[Data entries]
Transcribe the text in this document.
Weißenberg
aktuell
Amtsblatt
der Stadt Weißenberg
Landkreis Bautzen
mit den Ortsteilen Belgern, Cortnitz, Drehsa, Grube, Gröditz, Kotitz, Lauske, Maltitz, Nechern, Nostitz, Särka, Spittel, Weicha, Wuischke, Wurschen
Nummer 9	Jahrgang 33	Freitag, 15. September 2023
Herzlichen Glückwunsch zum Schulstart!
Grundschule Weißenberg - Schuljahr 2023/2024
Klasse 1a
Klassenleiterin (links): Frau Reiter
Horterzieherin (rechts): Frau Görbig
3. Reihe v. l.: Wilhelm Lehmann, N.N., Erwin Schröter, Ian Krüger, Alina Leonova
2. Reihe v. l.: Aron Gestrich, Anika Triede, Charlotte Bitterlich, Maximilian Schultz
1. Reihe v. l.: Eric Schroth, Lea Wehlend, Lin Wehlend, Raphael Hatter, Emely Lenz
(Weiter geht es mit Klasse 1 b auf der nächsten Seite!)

◆ Request:
Extract the complete listing above, reproducing each line exactly.

◆ Task result:
Transcribe the text in this document.
Weißenberg
aktuell
Amtsblatt
der Stadt Weißenberg
Landkreis Bautzen
mit den Ortsteilen Belgern, Cortnitz, Drehsa, Grube, Gröditz, Kotitz, Lauske, Maltitz, Nechern, Nostitz, Särka, Spittel, Weicha, Wuischke, Wurschen
Nummer 9	Jahrgang 33	Freitag, 15. September 2023
Herzlichen Glückwunsch zum Schulstart!
Grundschule Weißenberg - Schuljahr 2023/2024
Klasse 1a
Klassenleiterin (links): Frau Reiter
Horterzieherin (rechts): Frau Görbig
3. Reihe v. l.: Wilhelm Lehmann, N.N., Erwin Schröter, Ian Krüger, Alina Leonova
2. Reihe v. l.: Aron Gestrich, Anika Triede, Charlotte Bitterlich, Maximilian Schultz
1. Reihe v. l.: Eric Schroth, Lea Wehlend, Lin Wehlend, Raphael Hatter, Emely Lenz
(Weiter geht es mit Klasse 1 b auf der nächsten Seite!)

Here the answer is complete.